> _Work required_
Reproduce the entries in full, with no changes.

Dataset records
╭──

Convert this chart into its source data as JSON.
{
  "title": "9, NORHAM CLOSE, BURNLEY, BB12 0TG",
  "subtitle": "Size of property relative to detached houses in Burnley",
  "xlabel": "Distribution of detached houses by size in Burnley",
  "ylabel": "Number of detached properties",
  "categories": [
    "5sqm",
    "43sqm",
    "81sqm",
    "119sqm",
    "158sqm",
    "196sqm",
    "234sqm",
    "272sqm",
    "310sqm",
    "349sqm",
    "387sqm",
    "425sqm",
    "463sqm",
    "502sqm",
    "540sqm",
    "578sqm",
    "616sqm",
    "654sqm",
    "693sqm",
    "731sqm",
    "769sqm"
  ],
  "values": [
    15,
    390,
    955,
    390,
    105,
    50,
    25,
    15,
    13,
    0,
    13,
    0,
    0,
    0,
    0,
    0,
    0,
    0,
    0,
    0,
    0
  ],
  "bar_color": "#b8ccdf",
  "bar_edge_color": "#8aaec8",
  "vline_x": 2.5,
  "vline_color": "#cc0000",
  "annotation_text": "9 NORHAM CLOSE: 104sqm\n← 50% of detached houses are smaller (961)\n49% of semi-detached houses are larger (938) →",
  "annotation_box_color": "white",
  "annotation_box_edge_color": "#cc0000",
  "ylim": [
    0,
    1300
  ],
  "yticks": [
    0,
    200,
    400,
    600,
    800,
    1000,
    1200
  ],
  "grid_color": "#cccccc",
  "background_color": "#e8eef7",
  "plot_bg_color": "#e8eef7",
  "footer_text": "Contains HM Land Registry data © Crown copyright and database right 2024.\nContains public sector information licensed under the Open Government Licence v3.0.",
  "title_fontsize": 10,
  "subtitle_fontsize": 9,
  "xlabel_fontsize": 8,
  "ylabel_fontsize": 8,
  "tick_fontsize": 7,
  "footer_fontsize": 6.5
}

╰──

> _Exercise solution_
Convert this chart into its source data as JSON.
{
  "title": "9, NORHAM CLOSE, BURNLEY, BB12 0TG",
  "subtitle": "Size of property relative to detached houses in Burnley",
  "xlabel": "Distribution of detached houses by size in Burnley",
  "ylabel": "Number of detached properties",
  "categories": [
    "5sqm",
    "43sqm",
    "81sqm",
    "119sqm",
    "158sqm",
    "196sqm",
    "234sqm",
    "272sqm",
    "310sqm",
    "349sqm",
    "387sqm",
    "425sqm",
    "463sqm",
    "502sqm",
    "540sqm",
    "578sqm",
    "616sqm",
    "654sqm",
    "693sqm",
    "731sqm",
    "769sqm"
  ],
  "values": [
    15,
    390,
    955,
    390,
    105,
    50,
    25,
    15,
    13,
    0,
    13,
    0,
    0,
    0,
    0,
    0,
    0,
    0,
    0,
    0,
    0
  ],
  "bar_color": "#b8ccdf",
  "bar_edge_color": "#8aaec8",
  "vline_x": 2.5,
  "vline_color": "#cc0000",
  "annotation_text": "9 NORHAM CLOSE: 104sqm\n← 50% of detached houses are smaller (961)\n49% of semi-detached houses are larger (938) →",
  "annotation_box_color": "white",
  "annotation_box_edge_color": "#cc0000",
  "ylim": [
    0,
    1300
  ],
  "yticks": [
    0,
    200,
    400,
    600,
    800,
    1000,
    1200
  ],
  "grid_color": "#cccccc",
  "background_color": "#e8eef7",
  "plot_bg_color": "#e8eef7",
  "footer_text": "Contains HM Land Registry data © Crown copyright and database right 2024.\nContains public sector information licensed under the Open Government Licence v3.0.",
  "title_fontsize": 10,
  "subtitle_fontsize": 9,
  "xlabel_fontsize": 8,
  "ylabel_fontsize": 8,
  "tick_fontsize": 7,
  "footer_fontsize": 6.5
}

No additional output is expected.